__EXERCISE AIM__. Leave out the pictures and copy each record below exactly.

__DATA RECORDS__.

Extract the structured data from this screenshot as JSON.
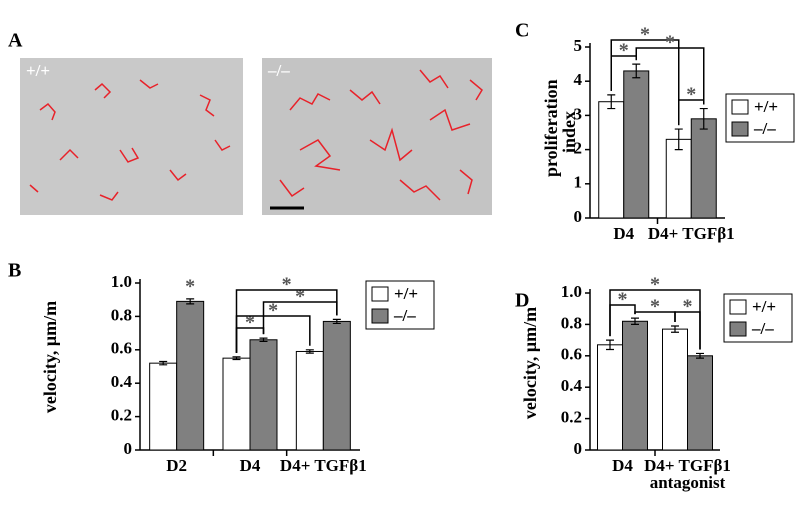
{
  "panel_a": {
    "label": "A",
    "images": [
      "+/+",
      "–/–"
    ]
  },
  "chart_data": [
    {
      "type": "bar",
      "label": "B",
      "ylabel": "velocity, μm/m",
      "categories": [
        "D2",
        "D4",
        "D4+ TGFβ1"
      ],
      "series": [
        {
          "name": "+/+",
          "color": "#ffffff",
          "values": [
            0.52,
            0.55,
            0.59
          ],
          "errors": [
            0.01,
            0.008,
            0.01
          ]
        },
        {
          "name": "–/–",
          "color": "#808080",
          "values": [
            0.89,
            0.66,
            0.77
          ],
          "errors": [
            0.015,
            0.01,
            0.012
          ]
        }
      ],
      "ylim": [
        0,
        1.0
      ],
      "yticks": [
        0,
        0.2,
        0.4,
        0.6,
        0.8,
        {
          "value": 1,
          "label": "1.0"
        }
      ],
      "annotations": [
        "*",
        "*",
        "*",
        "*",
        "*"
      ],
      "legend": "upper right"
    },
    {
      "type": "bar",
      "label": "C",
      "ylabel": "proliferation index",
      "categories": [
        "D4",
        "D4+ TGFβ1"
      ],
      "series": [
        {
          "name": "+/+",
          "color": "#ffffff",
          "values": [
            3.4,
            2.3
          ],
          "errors": [
            0.2,
            0.3
          ]
        },
        {
          "name": "–/–",
          "color": "#808080",
          "values": [
            4.3,
            2.9
          ],
          "errors": [
            0.2,
            0.3
          ]
        }
      ],
      "ylim": [
        0,
        5
      ],
      "yticks": [
        0,
        1,
        2,
        3,
        4,
        5
      ],
      "annotations": [
        "*",
        "*",
        "*",
        "*"
      ],
      "legend": "right"
    },
    {
      "type": "bar",
      "label": "D",
      "ylabel": "velocity, μm/m",
      "categories": [
        "D4",
        "D4+ TGFβ1 antagonist"
      ],
      "series": [
        {
          "name": "+/+",
          "color": "#ffffff",
          "values": [
            0.67,
            0.77
          ],
          "errors": [
            0.03,
            0.02
          ]
        },
        {
          "name": "–/–",
          "color": "#808080",
          "values": [
            0.82,
            0.6
          ],
          "errors": [
            0.02,
            0.015
          ]
        }
      ],
      "ylim": [
        0,
        1.0
      ],
      "yticks": [
        0,
        0.2,
        0.4,
        0.6,
        0.8,
        {
          "value": 1,
          "label": "1.0"
        }
      ],
      "annotations": [
        "*",
        "*",
        "*",
        "*"
      ],
      "legend": "upper right"
    }
  ]
}
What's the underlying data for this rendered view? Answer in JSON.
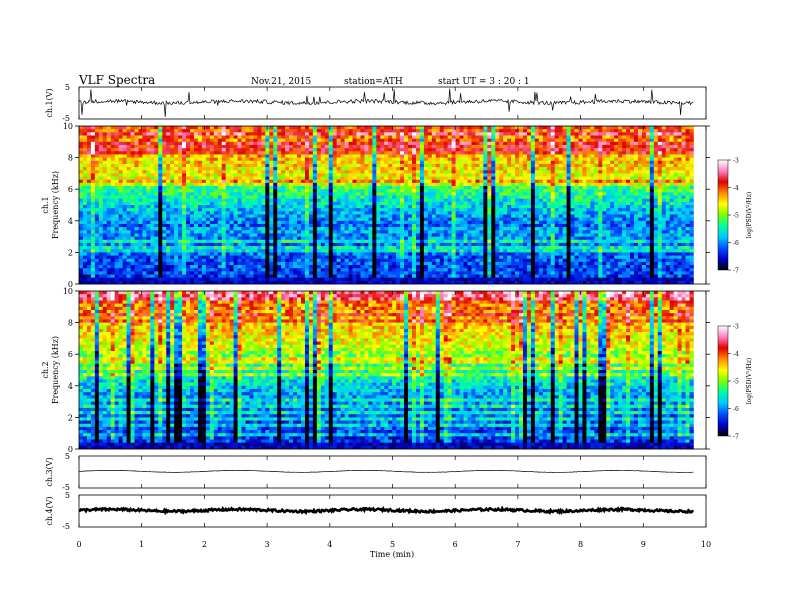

__PROBLEM SOLUTION__.
Extract the structured data from this screenshot as JSON.
{
  "panel_a": {
    "label": "A",
    "images": [
      "+/+",
      "–/–"
    ]
  },
  "chart_data": [
    {
      "type": "bar",
      "label": "B",
      "ylabel": "velocity, μm/m",
      "categories": [
        "D2",
        "D4",
        "D4+ TGFβ1"
      ],
      "series": [
        {
          "name": "+/+",
          "color": "#ffffff",
          "values": [
            0.52,
            0.55,
            0.59
          ],
          "errors": [
            0.01,
            0.008,
            0.01
          ]
        },
        {
          "name": "–/–",
          "color": "#808080",
          "values": [
            0.89,
            0.66,
            0.77
          ],
          "errors": [
            0.015,
            0.01,
            0.012
          ]
        }
      ],
      "ylim": [
        0,
        1.0
      ],
      "yticks": [
        0,
        0.2,
        0.4,
        0.6,
        0.8,
        {
          "value": 1,
          "label": "1.0"
        }
      ],
      "annotations": [
        "*",
        "*",
        "*",
        "*",
        "*"
      ],
      "legend": "upper right"
    },
    {
      "type": "bar",
      "label": "C",
      "ylabel": "proliferation index",
      "categories": [
        "D4",
        "D4+ TGFβ1"
      ],
      "series": [
        {
          "name": "+/+",
          "color": "#ffffff",
          "values": [
            3.4,
            2.3
          ],
          "errors": [
            0.2,
            0.3
          ]
        },
        {
          "name": "–/–",
          "color": "#808080",
          "values": [
            4.3,
            2.9
          ],
          "errors": [
            0.2,
            0.3
          ]
        }
      ],
      "ylim": [
        0,
        5
      ],
      "yticks": [
        0,
        1,
        2,
        3,
        4,
        5
      ],
      "annotations": [
        "*",
        "*",
        "*",
        "*"
      ],
      "legend": "right"
    },
    {
      "type": "bar",
      "label": "D",
      "ylabel": "velocity, μm/m",
      "categories": [
        "D4",
        "D4+ TGFβ1 antagonist"
      ],
      "series": [
        {
          "name": "+/+",
          "color": "#ffffff",
          "values": [
            0.67,
            0.77
          ],
          "errors": [
            0.03,
            0.02
          ]
        },
        {
          "name": "–/–",
          "color": "#808080",
          "values": [
            0.82,
            0.6
          ],
          "errors": [
            0.02,
            0.015
          ]
        }
      ],
      "ylim": [
        0,
        1.0
      ],
      "yticks": [
        0,
        0.2,
        0.4,
        0.6,
        0.8,
        {
          "value": 1,
          "label": "1.0"
        }
      ],
      "annotations": [
        "*",
        "*",
        "*",
        "*"
      ],
      "legend": "upper right"
    }
  ]
}
What's the underlying data for this rendered view? Answer in JSON.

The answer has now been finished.